• _Work task 1_
According to the GridGain label search write-up, how many entries is the grid data for a node capped at?
• _Work task 2_
From the GridGain label search write-up, pull out the passage starting with "[13:29:40] GridGain node" and going on through "for label 'Muhammad'...".
• _Work task 3_
Extend the GridGain label search write-up past its final sentence.

• _Source text_
>>>

13:13:43.178 [main] INFO  i.a.i.e.l.l.yago.YagoLabelCacheStore - Loading 212351 labels...
13:13:45.595 [main] DEBUG i.a.i.e.l.l.yago.YagoLabelCacheStore -   [23%] 50000 labels loaded, 162351 more to go...
13:13:47.571 [main] DEBUG i.a.i.e.l.l.yago.YagoLabelCacheStore -   [47%] 100000 labels loaded, 112351 more to go...
13:13:49.139 [main] DEBUG i.a.i.e.l.l.yago.YagoLabelCacheStore -   [70%] 150000 labels loaded, 62351 more to go...
13:13:50.608 [main] DEBUG i.a.i.e.l.l.yago.YagoLabelCacheStore -   [94%] 200000 labels loaded, 12351 more to go...
13:13:50.914 [main] INFO  i.a.i.e.l.l.yago.YagoLabelCacheStore - Loaded 212351 labels...
13:13:50.917 [main] INFO  id.ac.itb.ee.lskk.lumen.yago.Worker - For yagoLabel, I have 100000 primary out of 100000 entries + 112351 swap

To make it somewhat more realistic, grid data for a node is capped at 100,000 entries. The configuration is partitioned, so for all 3 nodes then the entire dataset should be held entirely in memory. Then I started two more nodes, and the latest node does a search which resource ID has the label "Muhammad". So it's basically a reverse hashmap lookup, that can be perfectly be done using an index. But I'm treating the entries as atoms, just for the sake of doing distributed-parallel computation on them.

Collection<Set<String>> founds = labelCache.queries().createScanQuery(null).execute(new GridReducer<Entry<String, String>, Set<String>>() {
Set<String> ids = new HashSet<>();
@Override
public boolean collect(Entry<String, String> e) {
if (e.getValue().equalsIgnoreCase(upLabel)) {
ids.add( e.getKey() );
}
return true;
}
@Override
public Set<String> reduce() {
return ids;
}
}).get();

The results, using my workstation i5-3570K @ 4x 3.40GHz, 3 nodes at 1 GB heap each:

[13:29:40] GridGain node started OK (id=03a07172)
[13:29:40] Topology snapshot [ver=5, nodes=3, CPUs=4, heap=3.0GB]
13:29:40.043 [main] INFO  i.a.i.e.l.l.yago.YagoLabelLookupCli2 - Finding resource for label 'Muhammad'...
13:29:43.131 [main] INFO  i.a.i.e.l.l.yago.YagoLabelLookupCli2 - Found for Muhammad: [[Muhammad_Khalil_al-Hukaymah, Muhammad_S._Eissa, Muhammad_Musa, Muhammad_Okil_Musalman, Muhammad_Loutfi_Goumah, Muhammad_Sadiq, Muhammad_Salih, Muhammad_Ismail_Agha, Muhammad_Yusuf_Hashmi, Mustafah_Muhammad, Muhammad_Mahbubur_Rahman, Muhammad_Ahmad_Said_Khan_Chhatari, Muhammad_Jamiruddin_Sarkar, Muhammad_Ibrahim_Joyo, Muhammad_bin_Tughluq, Muhammad_Sohail_Anwar_Choudhry, Muhammad_Tariq_Tarar], [Muhammad_Salman, Muhammad_Jailani_Abu_Talib, Muhammad_Qutb], [Muhammad_Ibrahim_Kamel, Muhammad_Amin_Khan_Turani, Muhammad_Ali_Pate, Muhammad_Rafi_Usmani, Muhammad_Faisal, Muhammad, Muhammad_Ilham, Muhammad_Kurd_Ali, Muhammad_Umar, Muhammad_Shahidullah, Muhammad_Anwar_Khan, Muhammad_Saifullah, Muhammad_Saqlain]]
[13:29:43] GridGain node stopped OK [uptime=00:00:03:865]

Searched 212,351 entries in 3088 ms, using 3 nodes × 4 threads = 12 total threads on single host. So the rate is ~68766 entries/second.

<<<

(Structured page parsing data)
>>>

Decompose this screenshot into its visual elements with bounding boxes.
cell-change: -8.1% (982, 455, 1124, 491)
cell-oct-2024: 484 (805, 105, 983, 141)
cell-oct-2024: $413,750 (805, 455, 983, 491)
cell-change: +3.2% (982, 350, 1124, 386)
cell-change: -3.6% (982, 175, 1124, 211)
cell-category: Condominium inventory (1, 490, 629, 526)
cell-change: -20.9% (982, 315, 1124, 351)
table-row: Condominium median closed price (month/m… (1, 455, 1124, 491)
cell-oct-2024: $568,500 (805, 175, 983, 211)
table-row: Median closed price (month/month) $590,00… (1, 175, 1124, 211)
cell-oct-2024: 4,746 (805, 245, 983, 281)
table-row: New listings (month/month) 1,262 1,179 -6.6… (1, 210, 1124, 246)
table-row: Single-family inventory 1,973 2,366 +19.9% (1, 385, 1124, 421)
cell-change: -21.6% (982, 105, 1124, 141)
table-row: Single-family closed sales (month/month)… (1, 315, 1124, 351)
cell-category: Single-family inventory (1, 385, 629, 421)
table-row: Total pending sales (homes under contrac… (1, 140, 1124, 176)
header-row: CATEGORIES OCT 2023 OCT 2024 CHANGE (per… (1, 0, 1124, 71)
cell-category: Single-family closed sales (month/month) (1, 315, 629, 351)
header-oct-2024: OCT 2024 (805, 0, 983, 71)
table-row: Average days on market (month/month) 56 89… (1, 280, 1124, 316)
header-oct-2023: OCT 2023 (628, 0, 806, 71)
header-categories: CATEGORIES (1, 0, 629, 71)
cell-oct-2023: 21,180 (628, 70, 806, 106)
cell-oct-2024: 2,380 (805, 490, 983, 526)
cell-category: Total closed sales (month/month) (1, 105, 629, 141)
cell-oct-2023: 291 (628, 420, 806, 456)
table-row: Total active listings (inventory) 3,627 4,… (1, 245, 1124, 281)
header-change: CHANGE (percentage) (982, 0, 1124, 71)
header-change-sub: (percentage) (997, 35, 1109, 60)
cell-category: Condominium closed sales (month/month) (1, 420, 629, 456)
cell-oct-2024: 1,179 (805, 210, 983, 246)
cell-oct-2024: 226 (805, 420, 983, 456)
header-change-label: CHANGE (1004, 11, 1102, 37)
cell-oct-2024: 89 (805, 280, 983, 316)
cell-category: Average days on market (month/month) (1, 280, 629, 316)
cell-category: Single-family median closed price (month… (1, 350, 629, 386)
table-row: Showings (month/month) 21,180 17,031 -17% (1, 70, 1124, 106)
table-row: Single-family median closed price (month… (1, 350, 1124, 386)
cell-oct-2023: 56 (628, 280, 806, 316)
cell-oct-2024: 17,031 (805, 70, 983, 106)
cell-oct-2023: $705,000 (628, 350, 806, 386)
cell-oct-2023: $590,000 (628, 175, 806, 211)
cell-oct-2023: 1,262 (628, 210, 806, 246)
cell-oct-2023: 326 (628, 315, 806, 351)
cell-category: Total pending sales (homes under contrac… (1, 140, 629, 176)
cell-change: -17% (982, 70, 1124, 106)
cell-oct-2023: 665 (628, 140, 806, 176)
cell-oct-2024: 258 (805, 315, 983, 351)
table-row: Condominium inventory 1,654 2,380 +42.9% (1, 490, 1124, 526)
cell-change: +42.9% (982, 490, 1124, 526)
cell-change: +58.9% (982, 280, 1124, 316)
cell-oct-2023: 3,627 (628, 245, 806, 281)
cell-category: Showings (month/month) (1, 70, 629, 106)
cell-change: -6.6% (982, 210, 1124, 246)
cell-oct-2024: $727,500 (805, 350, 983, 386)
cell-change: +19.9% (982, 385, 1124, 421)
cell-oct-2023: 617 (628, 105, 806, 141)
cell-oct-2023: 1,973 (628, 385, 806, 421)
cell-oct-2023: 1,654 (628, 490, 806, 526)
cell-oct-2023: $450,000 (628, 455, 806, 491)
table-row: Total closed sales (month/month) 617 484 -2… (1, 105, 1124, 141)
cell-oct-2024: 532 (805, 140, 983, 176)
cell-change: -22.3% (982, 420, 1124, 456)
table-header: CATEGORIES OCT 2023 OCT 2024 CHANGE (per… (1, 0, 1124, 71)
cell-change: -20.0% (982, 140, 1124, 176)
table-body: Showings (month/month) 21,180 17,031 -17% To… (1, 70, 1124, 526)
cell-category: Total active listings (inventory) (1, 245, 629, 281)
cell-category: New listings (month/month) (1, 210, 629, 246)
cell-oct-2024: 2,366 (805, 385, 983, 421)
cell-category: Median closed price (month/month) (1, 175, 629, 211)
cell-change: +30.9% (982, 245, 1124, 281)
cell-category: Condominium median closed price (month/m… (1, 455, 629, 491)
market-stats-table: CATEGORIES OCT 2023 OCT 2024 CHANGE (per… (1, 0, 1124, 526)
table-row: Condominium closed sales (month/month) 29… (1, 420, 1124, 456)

<<<

• _Output 1_
100,000 entries.

• _Output 2_
[13:29:40] GridGain node started OK (id=03a07172)
[13:29:40] Topology snapshot [ver=5, nodes=3, CPUs=4, heap=3.0GB]
13:29:40.043 [main] INFO  i.a.i.e.l.l.yago.YagoLabelLookupCli2 - Finding resource for label 'Muhammad'...

• _Output 3_
To be fair, GridGain is giving performance hints: (so for serious benchmark, these should be tuned)

[13:29:40]   ^-- Decrease number of backups (set 'keyBackups' to 0)
[13:29:40]   ^-- Disable fully synchronous writes (set 'writeSynchronizationMode' to PRIMARY_SYNC or FULL_ASYNC)
[13:29:40]   ^-- Enable write-behind to persistent store (set 'writeBehindEnabled' to true)
[13:29:40]   ^-- Disable query index (set 'queryIndexEnabled' to false)
[13:29:40]   ^-- Disable peer class loading (set 'peerClassLoadingEnabled' to false)
[13:29:40]   ^-- Disable grid events (remove 'includeEventTypes' from configuration)

Of course, 12 threads running on a single host isn't optimal, and there's no network saturation effects since all nodes are on the same host.

From how GridGain works, the performance should be (much?) better when there are 3 actual nodes/processors to work on. The key thing is that the calculation (map/reduce) is done on each node, so the "Mind Agent" (node 3) here only does roughly ~33% of the job, the other 2 "AtomSpace" nodes aren't just serving data, they're also processing data they already have, no need to move these bits around the network.

Since the closure is code (Java code), it's possible to use OpenCL/GPU for certain tasks, which should increase performance for math-intensive processing.

Fault tolerance also works very well, so you can kill and rearrange nodes at will, the grid will stay there as long as at least 1 node is up.